**TO DO:**
Return each entry exactly, omitting nothing.

-*-

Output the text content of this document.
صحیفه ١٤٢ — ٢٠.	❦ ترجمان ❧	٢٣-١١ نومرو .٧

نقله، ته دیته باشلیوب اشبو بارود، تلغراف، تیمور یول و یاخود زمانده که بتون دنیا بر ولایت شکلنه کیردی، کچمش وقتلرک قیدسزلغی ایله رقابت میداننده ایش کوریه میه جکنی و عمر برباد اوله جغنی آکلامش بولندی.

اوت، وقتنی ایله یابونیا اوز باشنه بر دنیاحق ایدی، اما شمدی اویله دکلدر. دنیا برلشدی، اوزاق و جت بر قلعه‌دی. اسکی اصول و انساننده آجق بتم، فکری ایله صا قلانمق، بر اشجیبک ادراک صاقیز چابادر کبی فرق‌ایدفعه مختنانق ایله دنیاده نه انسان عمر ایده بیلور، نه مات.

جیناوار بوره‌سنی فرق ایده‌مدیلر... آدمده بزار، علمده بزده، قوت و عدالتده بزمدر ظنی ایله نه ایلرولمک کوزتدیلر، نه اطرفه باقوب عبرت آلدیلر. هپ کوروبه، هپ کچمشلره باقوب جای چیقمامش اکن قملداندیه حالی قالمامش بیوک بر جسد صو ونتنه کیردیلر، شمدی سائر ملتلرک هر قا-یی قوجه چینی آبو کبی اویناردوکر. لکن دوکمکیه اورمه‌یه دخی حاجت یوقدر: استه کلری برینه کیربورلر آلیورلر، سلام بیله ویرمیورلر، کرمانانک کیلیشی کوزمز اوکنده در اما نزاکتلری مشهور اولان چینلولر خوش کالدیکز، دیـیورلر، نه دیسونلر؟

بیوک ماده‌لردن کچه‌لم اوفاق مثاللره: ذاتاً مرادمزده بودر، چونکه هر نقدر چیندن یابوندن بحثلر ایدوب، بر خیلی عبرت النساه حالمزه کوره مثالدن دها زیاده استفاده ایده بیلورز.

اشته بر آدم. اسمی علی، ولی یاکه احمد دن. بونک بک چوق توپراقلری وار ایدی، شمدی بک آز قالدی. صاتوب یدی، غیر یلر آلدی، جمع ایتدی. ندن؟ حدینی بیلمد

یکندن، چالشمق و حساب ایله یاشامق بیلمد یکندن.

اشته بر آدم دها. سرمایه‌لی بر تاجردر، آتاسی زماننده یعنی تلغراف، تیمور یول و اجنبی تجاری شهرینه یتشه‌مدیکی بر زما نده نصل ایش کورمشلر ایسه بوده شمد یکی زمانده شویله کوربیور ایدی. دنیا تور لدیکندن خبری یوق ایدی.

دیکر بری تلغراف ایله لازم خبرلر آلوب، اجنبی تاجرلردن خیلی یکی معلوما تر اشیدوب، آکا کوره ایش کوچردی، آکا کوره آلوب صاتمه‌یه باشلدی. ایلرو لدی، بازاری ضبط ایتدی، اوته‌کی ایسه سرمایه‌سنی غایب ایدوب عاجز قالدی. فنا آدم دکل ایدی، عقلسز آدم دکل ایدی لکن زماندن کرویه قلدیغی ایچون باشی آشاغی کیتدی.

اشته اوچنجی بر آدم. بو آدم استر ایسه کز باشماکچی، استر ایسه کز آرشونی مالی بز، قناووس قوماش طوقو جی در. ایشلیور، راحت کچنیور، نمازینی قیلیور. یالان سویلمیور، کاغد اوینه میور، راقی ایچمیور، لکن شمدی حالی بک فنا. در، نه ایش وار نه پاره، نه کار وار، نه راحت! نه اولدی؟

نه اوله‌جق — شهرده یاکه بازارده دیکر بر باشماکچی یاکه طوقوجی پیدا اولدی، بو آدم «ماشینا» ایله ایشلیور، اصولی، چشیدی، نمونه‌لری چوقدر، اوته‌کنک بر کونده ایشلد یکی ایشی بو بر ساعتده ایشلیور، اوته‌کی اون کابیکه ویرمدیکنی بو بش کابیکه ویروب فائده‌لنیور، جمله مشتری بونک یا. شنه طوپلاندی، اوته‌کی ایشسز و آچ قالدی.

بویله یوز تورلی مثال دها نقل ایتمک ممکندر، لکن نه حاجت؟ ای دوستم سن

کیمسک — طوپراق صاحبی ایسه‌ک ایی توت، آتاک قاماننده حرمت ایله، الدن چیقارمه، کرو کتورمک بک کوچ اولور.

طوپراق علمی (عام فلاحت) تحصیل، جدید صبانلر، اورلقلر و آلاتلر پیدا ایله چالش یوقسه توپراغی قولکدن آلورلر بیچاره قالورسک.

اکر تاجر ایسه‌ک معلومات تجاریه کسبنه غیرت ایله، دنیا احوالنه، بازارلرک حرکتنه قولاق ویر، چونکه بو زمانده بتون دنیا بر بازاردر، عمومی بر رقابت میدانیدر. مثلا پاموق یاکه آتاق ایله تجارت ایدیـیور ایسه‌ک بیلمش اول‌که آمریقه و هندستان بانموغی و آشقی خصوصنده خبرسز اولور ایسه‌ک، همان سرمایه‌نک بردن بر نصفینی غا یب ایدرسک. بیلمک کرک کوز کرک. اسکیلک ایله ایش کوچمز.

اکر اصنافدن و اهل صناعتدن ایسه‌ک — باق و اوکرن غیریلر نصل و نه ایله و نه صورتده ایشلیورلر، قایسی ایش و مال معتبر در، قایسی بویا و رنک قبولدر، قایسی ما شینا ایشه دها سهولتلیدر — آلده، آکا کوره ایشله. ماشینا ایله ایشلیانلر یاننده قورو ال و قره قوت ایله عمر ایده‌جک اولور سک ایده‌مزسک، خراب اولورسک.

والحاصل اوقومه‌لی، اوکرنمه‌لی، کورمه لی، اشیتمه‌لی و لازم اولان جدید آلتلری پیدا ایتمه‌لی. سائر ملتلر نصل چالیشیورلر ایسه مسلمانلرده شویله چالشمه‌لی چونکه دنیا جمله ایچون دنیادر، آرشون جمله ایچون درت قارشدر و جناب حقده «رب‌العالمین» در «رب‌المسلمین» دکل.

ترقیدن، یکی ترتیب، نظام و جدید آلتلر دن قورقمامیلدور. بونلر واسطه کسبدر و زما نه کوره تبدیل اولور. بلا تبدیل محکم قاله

-*-

**RESULT BELOW:**
Output the text content of this document.
صحیفه ١٤٢ — ٢٠.	❦ ترجمان ❧	٢٣-١١ نومرو .٧

نقله، ته دیته باشلیوب اشبو بارود، تلغراف، تیمور یول و یاخود زمانده که بتون دنیا بر ولایت شکلنه کیردی، کچمش وقتلرک قیدسزلغی ایله رقابت میداننده ایش کوریه میه جکنی و عمر برباد اوله جغنی آکلامش بولندی.

اوت، وقتنی ایله یابونیا اوز باشنه بر دنیاحق ایدی، اما شمدی اویله دکلدر. دنیا برلشدی، اوزاق و جت بر قلعه‌دی. اسکی اصول و انساننده آجق بتم، فکری ایله صا قلانمق، بر اشجیبک ادراک صاقیز چابادر کبی فرق‌ایدفعه مختنانق ایله دنیاده نه انسان عمر ایده بیلور، نه مات.

جیناوار بوره‌سنی فرق ایده‌مدیلر... آدمده بزار، علمده بزده، قوت و عدالتده بزمدر ظنی ایله نه ایلرولمک کوزتدیلر، نه اطرفه باقوب عبرت آلدیلر. هپ کوروبه، هپ کچمشلره باقوب جای چیقمامش اکن قملداندیه حالی قالمامش بیوک بر جسد صو ونتنه کیردیلر، شمدی سائر ملتلرک هر قا-یی قوجه چینی آبو کبی اویناردوکر. لکن دوکمکیه اورمه‌یه دخی حاجت یوقدر: استه کلری برینه کیربورلر آلیورلر، سلام بیله ویرمیورلر، کرمانانک کیلیشی کوزمز اوکنده در اما نزاکتلری مشهور اولان چینلولر خوش کالدیکز، دیـیورلر، نه دیسونلر؟

بیوک ماده‌لردن کچه‌لم اوفاق مثاللره: ذاتاً مرادمزده بودر، چونکه هر نقدر چیندن یابوندن بحثلر ایدوب، بر خیلی عبرت النساه حالمزه کوره مثالدن دها زیاده استفاده ایده بیلورز.

اشته بر آدم. اسمی علی، ولی یاکه احمد دن. بونک بک چوق توپراقلری وار ایدی، شمدی بک آز قالدی. صاتوب یدی، غیر یلر آلدی، جمع ایتدی. ندن؟ حدینی بیلمد

یکندن، چالشمق و حساب ایله یاشامق بیلمد یکندن.

اشته بر آدم دها. سرمایه‌لی بر تاجردر، آتاسی زماننده یعنی تلغراف، تیمور یول و اجنبی تجاری شهرینه یتشه‌مدیکی بر زما نده نصل ایش کورمشلر ایسه بوده شمد یکی زمانده شویله کوربیور ایدی. دنیا تور لدیکندن خبری یوق ایدی.

دیکر بری تلغراف ایله لازم خبرلر آلوب، اجنبی تاجرلردن خیلی یکی معلوما تر اشیدوب، آکا کوره ایش کوچردی، آکا کوره آلوب صاتمه‌یه باشلدی. ایلرو لدی، بازاری ضبط ایتدی، اوته‌کی ایسه سرمایه‌سنی غایب ایدوب عاجز قالدی. فنا آدم دکل ایدی، عقلسز آدم دکل ایدی لکن زماندن کرویه قلدیغی ایچون باشی آشاغی کیتدی.

اشته اوچنجی بر آدم. بو آدم استر ایسه کز باشماکچی، استر ایسه کز آرشونی مالی بز، قناووس قوماش طوقو جی در. ایشلیور، راحت کچنیور، نمازینی قیلیور. یالان سویلمیور، کاغد اوینه میور، راقی ایچمیور، لکن شمدی حالی بک فنا. در، نه ایش وار نه پاره، نه کار وار، نه راحت! نه اولدی؟

نه اوله‌جق — شهرده یاکه بازارده دیکر بر باشماکچی یاکه طوقوجی پیدا اولدی، بو آدم «ماشینا» ایله ایشلیور، اصولی، چشیدی، نمونه‌لری چوقدر، اوته‌کنک بر کونده ایشلد یکی ایشی بو بر ساعتده ایشلیور، اوته‌کی اون کابیکه ویرمدیکنی بو بش کابیکه ویروب فائده‌لنیور، جمله مشتری بونک یا. شنه طوپلاندی، اوته‌کی ایشسز و آچ قالدی.

بویله یوز تورلی مثال دها نقل ایتمک ممکندر، لکن نه حاجت؟ ای دوستم سن

کیمسک — طوپراق صاحبی ایسه‌ک ایی توت، آتاک قاماننده حرمت ایله، الدن چیقارمه، کرو کتورمک بک کوچ اولور.

طوپراق علمی (عام فلاحت) تحصیل، جدید صبانلر، اورلقلر و آلاتلر پیدا ایله چالش یوقسه توپراغی قولکدن آلورلر بیچاره قالورسک.

اکر تاجر ایسه‌ک معلومات تجاریه کسبنه غیرت ایله، دنیا احوالنه، بازارلرک حرکتنه قولاق ویر، چونکه بو زمانده بتون دنیا بر بازاردر، عمومی بر رقابت میدانیدر. مثلا پاموق یاکه آتاق ایله تجارت ایدیـیور ایسه‌ک بیلمش اول‌که آمریقه و هندستان بانموغی و آشقی خصوصنده خبرسز اولور ایسه‌ک، همان سرمایه‌نک بردن بر نصفینی غا یب ایدرسک. بیلمک کرک کوز کرک. اسکیلک ایله ایش کوچمز.

اکر اصنافدن و اهل صناعتدن ایسه‌ک — باق و اوکرن غیریلر نصل و نه ایله و نه صورتده ایشلیورلر، قایسی ایش و مال معتبر در، قایسی بویا و رنک قبولدر، قایسی ما شینا ایشه دها سهولتلیدر — آلده، آکا کوره ایشله. ماشینا ایله ایشلیانلر یاننده قورو ال و قره قوت ایله عمر ایده‌جک اولور سک ایده‌مزسک، خراب اولورسک.

والحاصل اوقومه‌لی، اوکرنمه‌لی، کورمه لی، اشیتمه‌لی و لازم اولان جدید آلتلری پیدا ایتمه‌لی. سائر ملتلر نصل چالیشیورلر ایسه مسلمانلرده شویله چالشمه‌لی چونکه دنیا جمله ایچون دنیادر، آرشون جمله ایچون درت قارشدر و جناب حقده «رب‌العالمین» در «رب‌المسلمین» دکل.

ترقیدن، یکی ترتیب، نظام و جدید آلتلر دن قورقمامیلدور. بونلر واسطه کسبدر و زما نه کوره تبدیل اولور. بلا تبدیل محکم قاله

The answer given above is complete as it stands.